§ **Task**
Collect each line of the entries that holds the string "foreword".

§ **Given data**

◇ ◇ ◇

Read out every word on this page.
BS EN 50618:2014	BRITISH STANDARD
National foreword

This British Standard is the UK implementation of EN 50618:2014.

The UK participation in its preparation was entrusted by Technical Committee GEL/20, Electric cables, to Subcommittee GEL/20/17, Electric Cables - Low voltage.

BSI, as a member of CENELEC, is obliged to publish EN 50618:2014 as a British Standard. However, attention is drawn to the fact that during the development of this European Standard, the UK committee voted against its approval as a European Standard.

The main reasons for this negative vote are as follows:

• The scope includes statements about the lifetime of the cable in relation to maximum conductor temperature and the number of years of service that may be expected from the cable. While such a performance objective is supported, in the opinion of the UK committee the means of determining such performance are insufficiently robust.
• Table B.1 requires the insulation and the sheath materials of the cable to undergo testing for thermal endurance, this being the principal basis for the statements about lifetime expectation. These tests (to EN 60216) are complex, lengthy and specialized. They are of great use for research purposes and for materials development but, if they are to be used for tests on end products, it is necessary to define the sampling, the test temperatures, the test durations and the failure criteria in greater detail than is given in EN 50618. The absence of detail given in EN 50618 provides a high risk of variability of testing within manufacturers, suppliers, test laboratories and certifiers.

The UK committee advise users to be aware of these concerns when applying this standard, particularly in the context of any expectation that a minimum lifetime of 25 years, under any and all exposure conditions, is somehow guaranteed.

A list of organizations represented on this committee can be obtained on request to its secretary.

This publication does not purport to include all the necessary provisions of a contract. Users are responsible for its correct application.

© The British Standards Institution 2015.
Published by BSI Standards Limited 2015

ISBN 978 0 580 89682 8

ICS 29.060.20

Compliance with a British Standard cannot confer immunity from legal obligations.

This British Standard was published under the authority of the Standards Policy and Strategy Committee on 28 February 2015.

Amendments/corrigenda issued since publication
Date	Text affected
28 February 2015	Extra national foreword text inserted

◇ ◇ ◇

§ **Full answer**
National foreword
28 February 2015	Extra national foreword text inserted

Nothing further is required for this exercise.